Given problem = Reproduce the entries exactly.

Data provided =
◆ ◆ ◆ ◆ ◆

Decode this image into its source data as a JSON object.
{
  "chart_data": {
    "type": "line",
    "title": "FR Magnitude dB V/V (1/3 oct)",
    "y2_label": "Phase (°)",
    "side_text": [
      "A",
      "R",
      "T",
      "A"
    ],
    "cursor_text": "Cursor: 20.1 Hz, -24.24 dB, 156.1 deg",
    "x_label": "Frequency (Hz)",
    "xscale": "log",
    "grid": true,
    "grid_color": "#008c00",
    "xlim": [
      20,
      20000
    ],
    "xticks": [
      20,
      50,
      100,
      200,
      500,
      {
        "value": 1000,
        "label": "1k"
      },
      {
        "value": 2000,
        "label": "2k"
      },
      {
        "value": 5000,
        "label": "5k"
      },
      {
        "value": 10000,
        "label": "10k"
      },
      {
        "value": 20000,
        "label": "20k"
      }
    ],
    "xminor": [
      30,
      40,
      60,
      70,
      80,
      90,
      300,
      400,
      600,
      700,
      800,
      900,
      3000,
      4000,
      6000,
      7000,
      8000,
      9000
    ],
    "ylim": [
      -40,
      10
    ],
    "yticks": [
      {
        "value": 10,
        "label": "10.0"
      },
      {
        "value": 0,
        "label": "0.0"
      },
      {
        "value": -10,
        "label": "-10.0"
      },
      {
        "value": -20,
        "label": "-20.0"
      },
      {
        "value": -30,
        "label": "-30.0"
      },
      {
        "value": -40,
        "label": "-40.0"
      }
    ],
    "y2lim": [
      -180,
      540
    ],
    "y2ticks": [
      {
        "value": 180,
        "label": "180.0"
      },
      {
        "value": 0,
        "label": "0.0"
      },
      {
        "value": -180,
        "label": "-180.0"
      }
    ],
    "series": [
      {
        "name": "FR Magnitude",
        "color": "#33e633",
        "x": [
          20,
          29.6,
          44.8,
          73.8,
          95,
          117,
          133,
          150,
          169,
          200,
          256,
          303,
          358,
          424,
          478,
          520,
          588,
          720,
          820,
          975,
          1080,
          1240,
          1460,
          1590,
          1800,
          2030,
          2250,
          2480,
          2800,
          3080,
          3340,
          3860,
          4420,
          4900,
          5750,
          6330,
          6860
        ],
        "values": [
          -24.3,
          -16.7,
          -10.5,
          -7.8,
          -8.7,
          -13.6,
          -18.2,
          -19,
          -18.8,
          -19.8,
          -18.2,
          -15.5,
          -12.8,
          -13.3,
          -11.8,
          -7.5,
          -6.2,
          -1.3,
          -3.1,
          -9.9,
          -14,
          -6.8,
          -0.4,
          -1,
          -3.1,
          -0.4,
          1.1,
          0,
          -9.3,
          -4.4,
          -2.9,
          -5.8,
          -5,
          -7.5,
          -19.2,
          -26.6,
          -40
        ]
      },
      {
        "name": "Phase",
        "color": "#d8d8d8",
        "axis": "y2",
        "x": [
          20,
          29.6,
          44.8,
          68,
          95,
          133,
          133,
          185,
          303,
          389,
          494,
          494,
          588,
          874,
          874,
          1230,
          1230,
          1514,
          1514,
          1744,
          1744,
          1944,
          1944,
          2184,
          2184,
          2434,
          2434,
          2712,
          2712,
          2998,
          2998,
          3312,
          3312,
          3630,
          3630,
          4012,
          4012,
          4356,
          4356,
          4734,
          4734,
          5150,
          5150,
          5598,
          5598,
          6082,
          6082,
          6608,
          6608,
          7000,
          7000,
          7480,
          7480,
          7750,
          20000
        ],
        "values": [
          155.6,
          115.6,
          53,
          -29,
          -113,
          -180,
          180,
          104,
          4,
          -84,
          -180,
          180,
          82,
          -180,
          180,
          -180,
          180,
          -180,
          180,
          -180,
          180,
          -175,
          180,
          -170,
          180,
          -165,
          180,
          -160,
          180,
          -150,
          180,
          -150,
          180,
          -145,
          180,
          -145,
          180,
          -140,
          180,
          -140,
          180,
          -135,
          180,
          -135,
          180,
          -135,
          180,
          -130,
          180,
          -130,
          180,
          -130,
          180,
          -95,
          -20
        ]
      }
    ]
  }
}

◆ ◆ ◆ ◆ ◆

Task response =
Decode this image into its source data as a JSON object.
{
  "chart_data": {
    "type": "line",
    "title": "FR Magnitude dB V/V (1/3 oct)",
    "y2_label": "Phase (°)",
    "side_text": [
      "A",
      "R",
      "T",
      "A"
    ],
    "cursor_text": "Cursor: 20.1 Hz, -24.24 dB, 156.1 deg",
    "x_label": "Frequency (Hz)",
    "xscale": "log",
    "grid": true,
    "grid_color": "#008c00",
    "xlim": [
      20,
      20000
    ],
    "xticks": [
      20,
      50,
      100,
      200,
      500,
      {
        "value": 1000,
        "label": "1k"
      },
      {
        "value": 2000,
        "label": "2k"
      },
      {
        "value": 5000,
        "label": "5k"
      },
      {
        "value": 10000,
        "label": "10k"
      },
      {
        "value": 20000,
        "label": "20k"
      }
    ],
    "xminor": [
      30,
      40,
      60,
      70,
      80,
      90,
      300,
      400,
      600,
      700,
      800,
      900,
      3000,
      4000,
      6000,
      7000,
      8000,
      9000
    ],
    "ylim": [
      -40,
      10
    ],
    "yticks": [
      {
        "value": 10,
        "label": "10.0"
      },
      {
        "value": 0,
        "label": "0.0"
      },
      {
        "value": -10,
        "label": "-10.0"
      },
      {
        "value": -20,
        "label": "-20.0"
      },
      {
        "value": -30,
        "label": "-30.0"
      },
      {
        "value": -40,
        "label": "-40.0"
      }
    ],
    "y2lim": [
      -180,
      540
    ],
    "y2ticks": [
      {
        "value": 180,
        "label": "180.0"
      },
      {
        "value": 0,
        "label": "0.0"
      },
      {
        "value": -180,
        "label": "-180.0"
      }
    ],
    "series": [
      {
        "name": "FR Magnitude",
        "color": "#33e633",
        "x": [
          20,
          29.6,
          44.8,
          73.8,
          95,
          117,
          133,
          150,
          169,
          200,
          256,
          303,
          358,
          424,
          478,
          520,
          588,
          720,
          820,
          975,
          1080,
          1240,
          1460,
          1590,
          1800,
          2030,
          2250,
          2480,
          2800,
          3080,
          3340,
          3860,
          4420,
          4900,
          5750,
          6330,
          6860
        ],
        "values": [
          -24.3,
          -16.7,
          -10.5,
          -7.8,
          -8.7,
          -13.6,
          -18.2,
          -19,
          -18.8,
          -19.8,
          -18.2,
          -15.5,
          -12.8,
          -13.3,
          -11.8,
          -7.5,
          -6.2,
          -1.3,
          -3.1,
          -9.9,
          -14,
          -6.8,
          -0.4,
          -1,
          -3.1,
          -0.4,
          1.1,
          0,
          -9.3,
          -4.4,
          -2.9,
          -5.8,
          -5,
          -7.5,
          -19.2,
          -26.6,
          -40
        ]
      },
      {
        "name": "Phase",
        "color": "#d8d8d8",
        "axis": "y2",
        "x": [
          20,
          29.6,
          44.8,
          68,
          95,
          133,
          133,
          185,
          303,
          389,
          494,
          494,
          588,
          874,
          874,
          1230,
          1230,
          1514,
          1514,
          1744,
          1744,
          1944,
          1944,
          2184,
          2184,
          2434,
          2434,
          2712,
          2712,
          2998,
          2998,
          3312,
          3312,
          3630,
          3630,
          4012,
          4012,
          4356,
          4356,
          4734,
          4734,
          5150,
          5150,
          5598,
          5598,
          6082,
          6082,
          6608,
          6608,
          7000,
          7000,
          7480,
          7480,
          7750,
          20000
        ],
        "values": [
          155.6,
          115.6,
          53,
          -29,
          -113,
          -180,
          180,
          104,
          4,
          -84,
          -180,
          180,
          82,
          -180,
          180,
          -180,
          180,
          -180,
          180,
          -180,
          180,
          -175,
          180,
          -170,
          180,
          -165,
          180,
          -160,
          180,
          -150,
          180,
          -150,
          180,
          -145,
          180,
          -145,
          180,
          -140,
          180,
          -140,
          180,
          -135,
          180,
          -135,
          180,
          -135,
          180,
          -130,
          180,
          -130,
          180,
          -130,
          180,
          -95,
          -20
        ]
      }
    ]
  }
}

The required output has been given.